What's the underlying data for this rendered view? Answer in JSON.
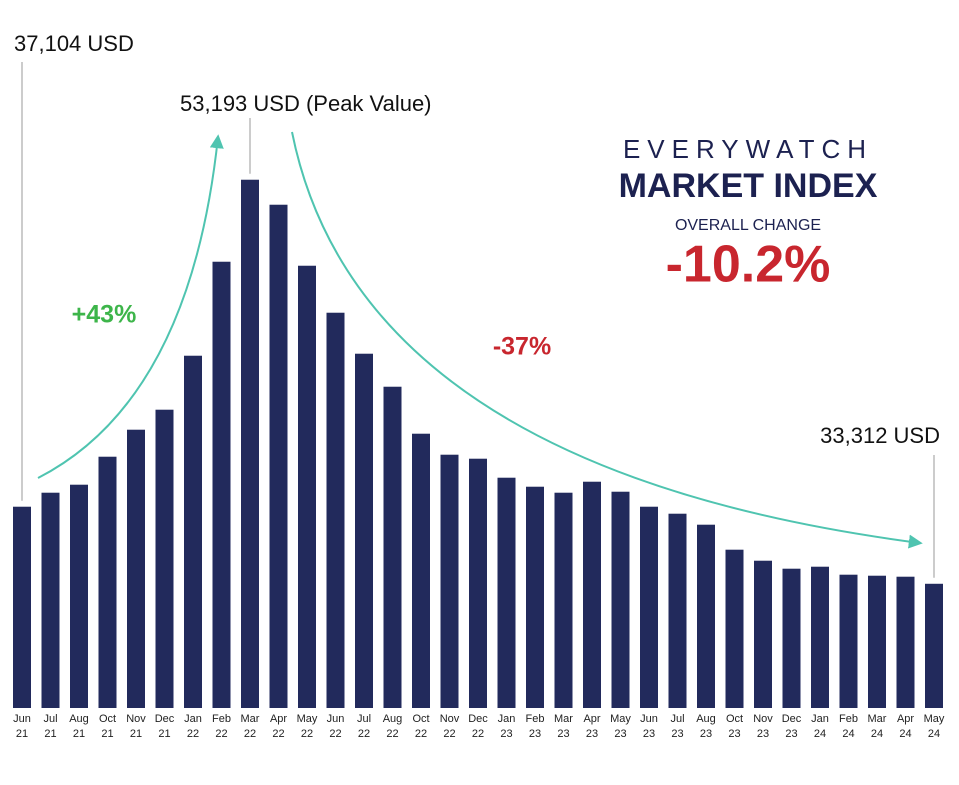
{
  "chart_data": {
    "type": "bar",
    "brand": "EVERYWATCH",
    "title": "MARKET INDEX",
    "subtitle": "OVERALL CHANGE",
    "overall_change": "-10.2%",
    "annotations": [
      "+43%",
      "-37%"
    ],
    "categories": [
      "Jun 21",
      "Jul 21",
      "Aug 21",
      "Oct 21",
      "Nov 21",
      "Dec 21",
      "Jan 22",
      "Feb 22",
      "Mar 22",
      "Apr 22",
      "May 22",
      "Jun 22",
      "Jul 22",
      "Aug 22",
      "Oct 22",
      "Nov 22",
      "Dec 22",
      "Jan 23",
      "Feb 23",
      "Mar 23",
      "Apr 23",
      "May 23",
      "Jun 23",
      "Jul 23",
      "Aug 23",
      "Oct 23",
      "Nov 23",
      "Dec 23",
      "Jan 24",
      "Feb 24",
      "Mar 24",
      "Apr 24",
      "May 24"
    ],
    "values": [
      37104,
      37793,
      38187,
      39564,
      40893,
      41877,
      44533,
      49158,
      53193,
      51963,
      48961,
      46649,
      44632,
      43008,
      40696,
      39663,
      39466,
      38531,
      38088,
      37793,
      38334,
      37842,
      37104,
      36760,
      36219,
      34989,
      34447,
      34054,
      34152,
      33759,
      33709,
      33660,
      33312
    ],
    "value_labels": [
      "37,104 USD",
      null,
      null,
      null,
      null,
      null,
      null,
      null,
      "53,193 USD (Peak Value)",
      null,
      null,
      null,
      null,
      null,
      null,
      null,
      null,
      null,
      null,
      null,
      null,
      null,
      null,
      null,
      null,
      null,
      null,
      null,
      null,
      null,
      null,
      null,
      "33,312 USD"
    ],
    "color": "#222a5c",
    "ylim": [
      27200,
      55000
    ]
  }
}
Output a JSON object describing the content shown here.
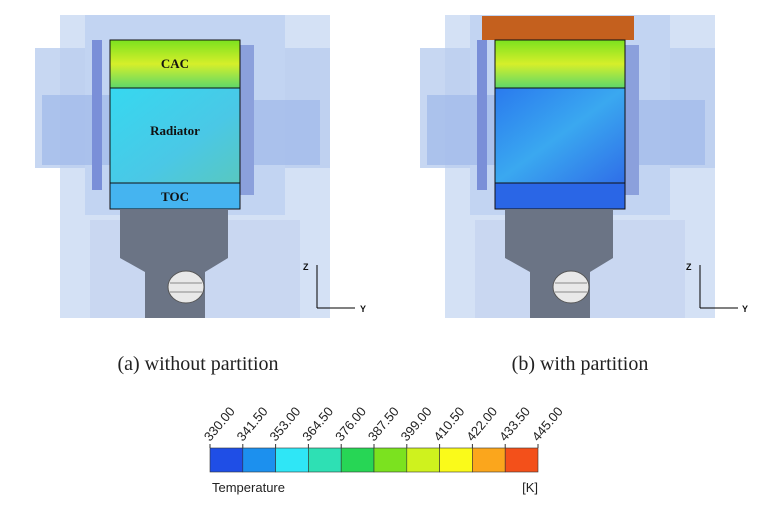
{
  "panels": [
    {
      "caption": "(a) without partition",
      "labels": [
        "CAC",
        "Radiator",
        "TOC"
      ],
      "axis_labels": [
        "Z",
        "Y"
      ]
    },
    {
      "caption": "(b) with partition",
      "axis_labels": [
        "Z",
        "Y"
      ]
    }
  ],
  "colorbar": {
    "title": "Temperature",
    "unit": "[K]",
    "colors": [
      "#1f4ee6",
      "#1c90ee",
      "#2fe6f6",
      "#2ee0b4",
      "#27d655",
      "#7be21f",
      "#cff21e",
      "#fafa1a",
      "#fba61c",
      "#f3501a"
    ],
    "ticks": [
      {
        "value": 330,
        "label": "330.00"
      },
      {
        "value": 341.5,
        "label": "341.50"
      },
      {
        "value": 353,
        "label": "353.00"
      },
      {
        "value": 364.5,
        "label": "364.50"
      },
      {
        "value": 376,
        "label": "376.00"
      },
      {
        "value": 387.5,
        "label": "387.50"
      },
      {
        "value": 399,
        "label": "399.00"
      },
      {
        "value": 410.5,
        "label": "410.50"
      },
      {
        "value": 422,
        "label": "422.00"
      },
      {
        "value": 433.5,
        "label": "433.50"
      },
      {
        "value": 445,
        "label": "445.00"
      }
    ]
  }
}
....
## Objective
The lines to write out run from the one containing "Output a JSON" through the final line of the material above, both included; write them out exactly, with no pictures.

## Answer to the task
Output a JSON object describing the content shown here.
{
  "panels": [
    {
      "caption": "(a) without partition",
      "labels": [
        "CAC",
        "Radiator",
        "TOC"
      ],
      "axis_labels": [
        "Z",
        "Y"
      ]
    },
    {
      "caption": "(b) with partition",
      "axis_labels": [
        "Z",
        "Y"
      ]
    }
  ],
  "colorbar": {
    "title": "Temperature",
    "unit": "[K]",
    "colors": [
      "#1f4ee6",
      "#1c90ee",
      "#2fe6f6",
      "#2ee0b4",
      "#27d655",
      "#7be21f",
      "#cff21e",
      "#fafa1a",
      "#fba61c",
      "#f3501a"
    ],
    "ticks": [
      {
        "value": 330,
        "label": "330.00"
      },
      {
        "value": 341.5,
        "label": "341.50"
      },
      {
        "value": 353,
        "label": "353.00"
      },
      {
        "value": 364.5,
        "label": "364.50"
      },
      {
        "value": 376,
        "label": "376.00"
      },
      {
        "value": 387.5,
        "label": "387.50"
      },
      {
        "value": 399,
        "label": "399.00"
      },
      {
        "value": 410.5,
        "label": "410.50"
      },
      {
        "value": 422,
        "label": "422.00"
      },
      {
        "value": 433.5,
        "label": "433.50"
      },
      {
        "value": 445,
        "label": "445.00"
      }
    ]
  }
}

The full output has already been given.